THE RECORDS:
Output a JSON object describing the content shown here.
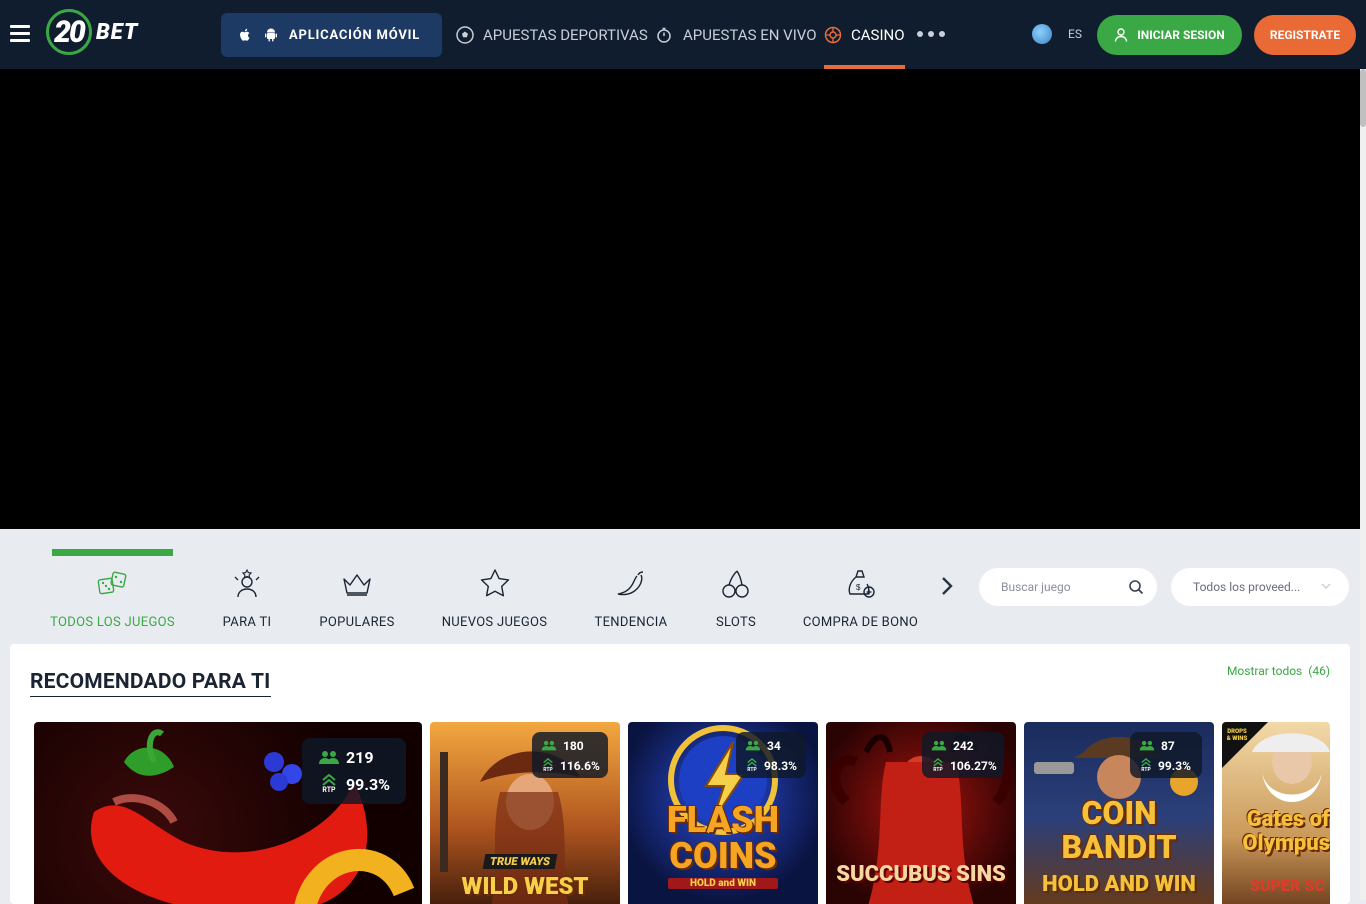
{
  "header": {
    "logo_number": "20",
    "logo_text": "BET",
    "app_button_label": "APLICACIÓN MÓVIL",
    "nav": [
      {
        "label": "APUESTAS DEPORTIVAS",
        "icon": "soccer-ball-icon",
        "active": false
      },
      {
        "label": "APUESTAS EN VIVO",
        "icon": "stopwatch-icon",
        "active": false
      },
      {
        "label": "CASINO",
        "icon": "roulette-icon",
        "active": true
      }
    ],
    "language": "ES",
    "login_label": "INICIAR SESION",
    "register_label": "REGISTRATE",
    "colors": {
      "bg": "#101d2e",
      "green": "#3aa845",
      "orange": "#ea6a35",
      "app_btn": "#1c3a63"
    }
  },
  "categories": {
    "items": [
      {
        "label": "TODOS LOS JUEGOS",
        "icon": "dice-icon",
        "active": true
      },
      {
        "label": "PARA TI",
        "icon": "user-star-icon",
        "active": false
      },
      {
        "label": "POPULARES",
        "icon": "crown-icon",
        "active": false
      },
      {
        "label": "NUEVOS JUEGOS",
        "icon": "star-icon",
        "active": false
      },
      {
        "label": "TENDENCIA",
        "icon": "chili-pepper-icon",
        "active": false
      },
      {
        "label": "SLOTS",
        "icon": "cherries-icon",
        "active": false
      },
      {
        "label": "COMPRA DE BONO",
        "icon": "money-bag-icon",
        "active": false
      }
    ],
    "search_placeholder": "Buscar juego",
    "provider_selected": "Todos los proveed..."
  },
  "recommended": {
    "title": "RECOMENDADO PARA TI",
    "show_all_label": "Mostrar todos",
    "show_all_count": "(46)",
    "rtp_label": "RTP",
    "games": [
      {
        "players": "219",
        "rtp": "99.3%",
        "name": ""
      },
      {
        "players": "180",
        "rtp": "116.6%",
        "name": "WILD WEST",
        "tag": "TRUE WAYS"
      },
      {
        "players": "34",
        "rtp": "98.3%",
        "name": "FLASH COINS",
        "tag": "HOLD and WIN"
      },
      {
        "players": "242",
        "rtp": "106.27%",
        "name": "SUCCUBUS SINS"
      },
      {
        "players": "87",
        "rtp": "99.3%",
        "name": "COIN BANDIT",
        "tag": "HOLD AND WIN"
      },
      {
        "players": "",
        "rtp": "",
        "name": "Gates of Olympus",
        "tag": "SUPER SC",
        "badge": "DROPS & WINS"
      }
    ]
  }
}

OBJECTIVE: Every line is to be duplicated exactly, though pictures stay out.

EXERCISE ANSWER:
Output a JSON object describing the content shown here.
{
  "header": {
    "logo_number": "20",
    "logo_text": "BET",
    "app_button_label": "APLICACIÓN MÓVIL",
    "nav": [
      {
        "label": "APUESTAS DEPORTIVAS",
        "icon": "soccer-ball-icon",
        "active": false
      },
      {
        "label": "APUESTAS EN VIVO",
        "icon": "stopwatch-icon",
        "active": false
      },
      {
        "label": "CASINO",
        "icon": "roulette-icon",
        "active": true
      }
    ],
    "language": "ES",
    "login_label": "INICIAR SESION",
    "register_label": "REGISTRATE",
    "colors": {
      "bg": "#101d2e",
      "green": "#3aa845",
      "orange": "#ea6a35",
      "app_btn": "#1c3a63"
    }
  },
  "categories": {
    "items": [
      {
        "label": "TODOS LOS JUEGOS",
        "icon": "dice-icon",
        "active": true
      },
      {
        "label": "PARA TI",
        "icon": "user-star-icon",
        "active": false
      },
      {
        "label": "POPULARES",
        "icon": "crown-icon",
        "active": false
      },
      {
        "label": "NUEVOS JUEGOS",
        "icon": "star-icon",
        "active": false
      },
      {
        "label": "TENDENCIA",
        "icon": "chili-pepper-icon",
        "active": false
      },
      {
        "label": "SLOTS",
        "icon": "cherries-icon",
        "active": false
      },
      {
        "label": "COMPRA DE BONO",
        "icon": "money-bag-icon",
        "active": false
      }
    ],
    "search_placeholder": "Buscar juego",
    "provider_selected": "Todos los proveed..."
  },
  "recommended": {
    "title": "RECOMENDADO PARA TI",
    "show_all_label": "Mostrar todos",
    "show_all_count": "(46)",
    "rtp_label": "RTP",
    "games": [
      {
        "players": "219",
        "rtp": "99.3%",
        "name": ""
      },
      {
        "players": "180",
        "rtp": "116.6%",
        "name": "WILD WEST",
        "tag": "TRUE WAYS"
      },
      {
        "players": "34",
        "rtp": "98.3%",
        "name": "FLASH COINS",
        "tag": "HOLD and WIN"
      },
      {
        "players": "242",
        "rtp": "106.27%",
        "name": "SUCCUBUS SINS"
      },
      {
        "players": "87",
        "rtp": "99.3%",
        "name": "COIN BANDIT",
        "tag": "HOLD AND WIN"
      },
      {
        "players": "",
        "rtp": "",
        "name": "Gates of Olympus",
        "tag": "SUPER SC",
        "badge": "DROPS & WINS"
      }
    ]
  }
}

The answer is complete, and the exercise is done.